*What is asked*:
In the listing below, count the lines containing the string "Wellcome" and state only the number.

*Material for the task*:
■ ■ ■ ■ ■

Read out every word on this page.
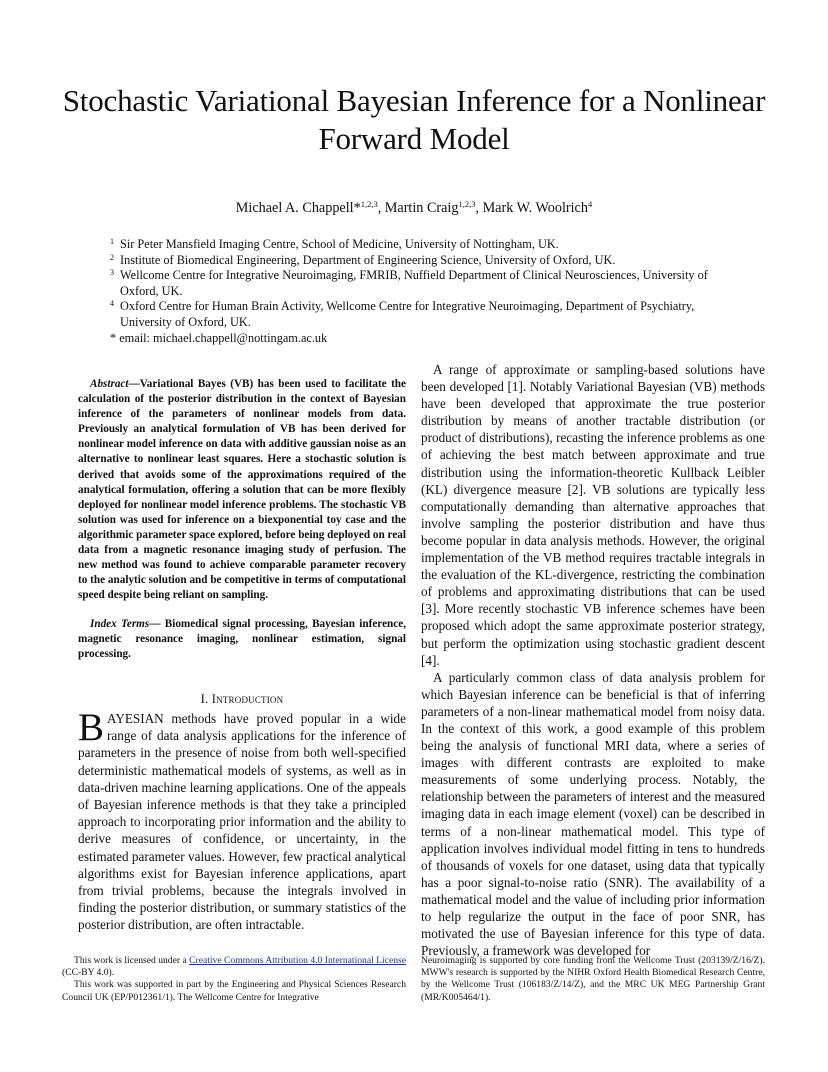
Stochastic Variational Bayesian Inference for a Nonlinear Forward Model
Michael A. Chappell*$^{1,2,3}$, Martin Craig$^{1,2,3}$, Mark W. Woolrich$^4$
1 Sir Peter Mansfield Imaging Centre, School of Medicine, University of Nottingham, UK.
2 Institute of Biomedical Engineering, Department of Engineering Science, University of Oxford, UK.
3 Wellcome Centre for Integrative Neuroimaging, FMRIB, Nuffield Department of Clinical Neurosciences, University of Oxford, UK.
4 Oxford Centre for Human Brain Activity, Wellcome Centre for Integrative Neuroimaging, Department of Psychiatry, University of Oxford, UK.
* email: michael.chappell@nottingam.ac.uk

Abstract—Variational Bayes (VB) has been used to facilitate the calculation of the posterior distribution in the context of Bayesian inference of the parameters of nonlinear models from data. Previously an analytical formulation of VB has been derived for nonlinear model inference on data with additive gaussian noise as an alternative to nonlinear least squares. Here a stochastic solution is derived that avoids some of the approximations required of the analytical formulation, offering a solution that can be more flexibly deployed for nonlinear model inference problems. The stochastic VB solution was used for inference on a biexponential toy case and the algorithmic parameter space explored, before being deployed on real data from a magnetic resonance imaging study of perfusion. The new method was found to achieve comparable parameter recovery to the analytic solution and be competitive in terms of computational speed despite being reliant on sampling.

Index Terms— Biomedical signal processing, Bayesian inference, magnetic resonance imaging, nonlinear estimation, signal processing.

I. Introduction

BAYESIAN methods have proved popular in a wide range of data analysis applications for the inference of parameters in the presence of noise from both well-specified deterministic mathematical models of systems, as well as in data-driven machine learning applications. One of the appeals of Bayesian inference methods is that they take a principled approach to incorporating prior information and the ability to derive measures of confidence, or uncertainty, in the estimated parameter values. However, few practical analytical algorithms exist for Bayesian inference applications, apart from trivial problems, because the integrals involved in finding the posterior distribution, or summary statistics of the posterior distribution, are often intractable.

A range of approximate or sampling-based solutions have been developed [1]. Notably Variational Bayesian (VB) methods have been developed that approximate the true posterior distribution by means of another tractable distribution (or product of distributions), recasting the inference problems as one of achieving the best match between approximate and true distribution using the information-theoretic Kullback Leibler (KL) divergence measure [2]. VB solutions are typically less computationally demanding than alternative approaches that involve sampling the posterior distribution and have thus become popular in data analysis methods. However, the original implementation of the VB method requires tractable integrals in the evaluation of the KL-divergence, restricting the combination of problems and approximating distributions that can be used [3]. More recently stochastic VB inference schemes have been proposed which adopt the same approximate posterior strategy, but perform the optimization using stochastic gradient descent [4].

A particularly common class of data analysis problem for which Bayesian inference can be beneficial is that of inferring parameters of a non-linear mathematical model from noisy data. In the context of this work, a good example of this problem being the analysis of functional MRI data, where a series of images with different contrasts are exploited to make measurements of some underlying process. Notably, the relationship between the parameters of interest and the measured imaging data in each image element (voxel) can be described in terms of a non-linear mathematical model. This type of application involves individual model fitting in tens to hundreds of thousands of voxels for one dataset, using data that typically has a poor signal-to-noise ratio (SNR). The availability of a mathematical model and the value of including prior information to help regularize the output in the face of poor SNR, has motivated the use of Bayesian inference for this type of data. Previously, a framework was developed for

This work is licensed under a Creative Commons Attribution 4.0 International License (CC-BY 4.0).

This work was supported in part by the Engineering and Physical Sciences Research Council UK (EP/P012361/1). The Wellcome Centre for Integrative

Neuroimaging is supported by core funding from the Wellcome Trust (203139/Z/16/Z). MWW's research is supported by the NIHR Oxford Health Biomedical Research Centre, by the Wellcome Trust (106183/Z/14/Z), and the MRC UK MEG Partnership Grant (MR/K005464/1).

■ ■ ■ ■ ■

*Correct response*:
4